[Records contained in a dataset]
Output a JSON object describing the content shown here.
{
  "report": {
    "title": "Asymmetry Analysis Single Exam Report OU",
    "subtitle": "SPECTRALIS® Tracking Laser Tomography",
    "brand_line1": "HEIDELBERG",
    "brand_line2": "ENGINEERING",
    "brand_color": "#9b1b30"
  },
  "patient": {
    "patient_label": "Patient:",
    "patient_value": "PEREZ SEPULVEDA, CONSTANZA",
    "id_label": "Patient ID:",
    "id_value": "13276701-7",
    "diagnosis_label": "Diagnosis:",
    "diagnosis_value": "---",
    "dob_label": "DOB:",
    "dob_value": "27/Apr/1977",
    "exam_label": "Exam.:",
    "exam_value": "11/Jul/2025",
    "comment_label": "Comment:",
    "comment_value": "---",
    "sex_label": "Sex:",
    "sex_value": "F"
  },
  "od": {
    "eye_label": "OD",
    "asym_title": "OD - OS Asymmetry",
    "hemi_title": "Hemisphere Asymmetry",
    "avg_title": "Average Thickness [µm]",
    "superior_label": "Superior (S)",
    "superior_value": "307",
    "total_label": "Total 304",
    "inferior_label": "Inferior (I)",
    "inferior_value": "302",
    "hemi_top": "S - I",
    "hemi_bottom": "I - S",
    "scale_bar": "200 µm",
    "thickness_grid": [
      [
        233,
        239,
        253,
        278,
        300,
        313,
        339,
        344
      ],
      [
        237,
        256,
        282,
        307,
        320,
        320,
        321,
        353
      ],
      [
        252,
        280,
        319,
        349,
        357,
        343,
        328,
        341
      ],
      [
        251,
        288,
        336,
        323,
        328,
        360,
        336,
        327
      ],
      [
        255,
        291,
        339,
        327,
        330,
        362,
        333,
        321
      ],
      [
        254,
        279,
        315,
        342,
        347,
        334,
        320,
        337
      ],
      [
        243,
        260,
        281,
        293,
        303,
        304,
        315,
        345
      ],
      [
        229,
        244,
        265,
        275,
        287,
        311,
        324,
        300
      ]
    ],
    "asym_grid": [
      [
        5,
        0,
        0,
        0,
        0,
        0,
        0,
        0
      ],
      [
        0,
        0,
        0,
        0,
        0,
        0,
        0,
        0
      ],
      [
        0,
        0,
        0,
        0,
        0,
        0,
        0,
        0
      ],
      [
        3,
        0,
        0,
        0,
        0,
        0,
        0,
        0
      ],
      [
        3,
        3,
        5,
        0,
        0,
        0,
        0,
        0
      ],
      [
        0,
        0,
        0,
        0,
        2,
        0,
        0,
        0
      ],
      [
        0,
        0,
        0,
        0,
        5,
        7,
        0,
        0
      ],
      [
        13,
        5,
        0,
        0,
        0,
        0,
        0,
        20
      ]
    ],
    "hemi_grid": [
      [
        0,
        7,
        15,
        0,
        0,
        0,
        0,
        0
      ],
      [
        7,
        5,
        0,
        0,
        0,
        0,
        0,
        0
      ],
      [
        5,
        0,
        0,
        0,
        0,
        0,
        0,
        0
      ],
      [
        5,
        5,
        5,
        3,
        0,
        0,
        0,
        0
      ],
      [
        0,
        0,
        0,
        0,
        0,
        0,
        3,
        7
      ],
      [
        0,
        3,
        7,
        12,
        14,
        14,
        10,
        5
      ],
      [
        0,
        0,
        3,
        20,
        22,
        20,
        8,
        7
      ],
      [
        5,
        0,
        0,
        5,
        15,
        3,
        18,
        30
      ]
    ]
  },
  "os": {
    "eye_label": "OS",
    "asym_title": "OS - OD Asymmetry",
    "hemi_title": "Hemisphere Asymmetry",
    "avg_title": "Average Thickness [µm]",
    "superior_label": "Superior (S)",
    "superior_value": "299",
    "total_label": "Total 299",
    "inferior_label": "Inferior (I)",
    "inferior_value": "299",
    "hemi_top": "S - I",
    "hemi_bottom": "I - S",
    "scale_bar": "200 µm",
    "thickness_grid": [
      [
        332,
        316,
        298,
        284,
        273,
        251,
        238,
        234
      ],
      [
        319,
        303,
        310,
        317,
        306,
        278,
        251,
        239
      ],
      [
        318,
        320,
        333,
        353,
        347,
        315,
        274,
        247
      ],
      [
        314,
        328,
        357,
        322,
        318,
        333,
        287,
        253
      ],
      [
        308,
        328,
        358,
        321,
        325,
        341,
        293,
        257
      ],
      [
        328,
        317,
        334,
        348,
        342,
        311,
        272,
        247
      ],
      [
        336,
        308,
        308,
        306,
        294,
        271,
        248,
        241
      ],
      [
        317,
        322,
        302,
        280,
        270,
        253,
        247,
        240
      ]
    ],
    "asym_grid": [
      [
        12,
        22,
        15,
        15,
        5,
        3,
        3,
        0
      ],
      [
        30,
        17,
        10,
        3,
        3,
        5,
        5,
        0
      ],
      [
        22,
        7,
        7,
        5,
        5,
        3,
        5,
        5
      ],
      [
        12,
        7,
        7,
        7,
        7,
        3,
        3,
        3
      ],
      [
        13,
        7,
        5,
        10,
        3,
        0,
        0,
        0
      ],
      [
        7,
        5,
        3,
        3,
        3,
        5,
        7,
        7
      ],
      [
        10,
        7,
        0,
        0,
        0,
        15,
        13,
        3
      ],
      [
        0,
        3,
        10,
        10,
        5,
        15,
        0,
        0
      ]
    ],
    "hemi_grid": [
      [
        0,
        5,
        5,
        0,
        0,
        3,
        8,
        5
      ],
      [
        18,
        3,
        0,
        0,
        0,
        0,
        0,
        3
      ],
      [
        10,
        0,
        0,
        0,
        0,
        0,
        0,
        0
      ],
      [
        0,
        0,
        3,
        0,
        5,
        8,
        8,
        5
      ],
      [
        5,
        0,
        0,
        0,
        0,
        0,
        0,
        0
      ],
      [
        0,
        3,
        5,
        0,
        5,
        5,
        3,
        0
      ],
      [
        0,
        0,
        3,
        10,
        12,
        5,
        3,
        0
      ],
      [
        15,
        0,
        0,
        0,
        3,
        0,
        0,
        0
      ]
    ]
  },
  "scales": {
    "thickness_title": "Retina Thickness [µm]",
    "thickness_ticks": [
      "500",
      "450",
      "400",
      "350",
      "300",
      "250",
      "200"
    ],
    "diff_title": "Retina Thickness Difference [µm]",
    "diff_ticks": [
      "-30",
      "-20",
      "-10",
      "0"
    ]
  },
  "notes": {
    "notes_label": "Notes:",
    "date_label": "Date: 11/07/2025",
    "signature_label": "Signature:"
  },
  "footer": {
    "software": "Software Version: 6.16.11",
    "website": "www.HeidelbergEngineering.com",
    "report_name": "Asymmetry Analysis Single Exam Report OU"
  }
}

■ The request ■
Looking at the entries above, how many lines contain the word "Total"? Answer with the number alone.

■ Solution to this exercise ■
2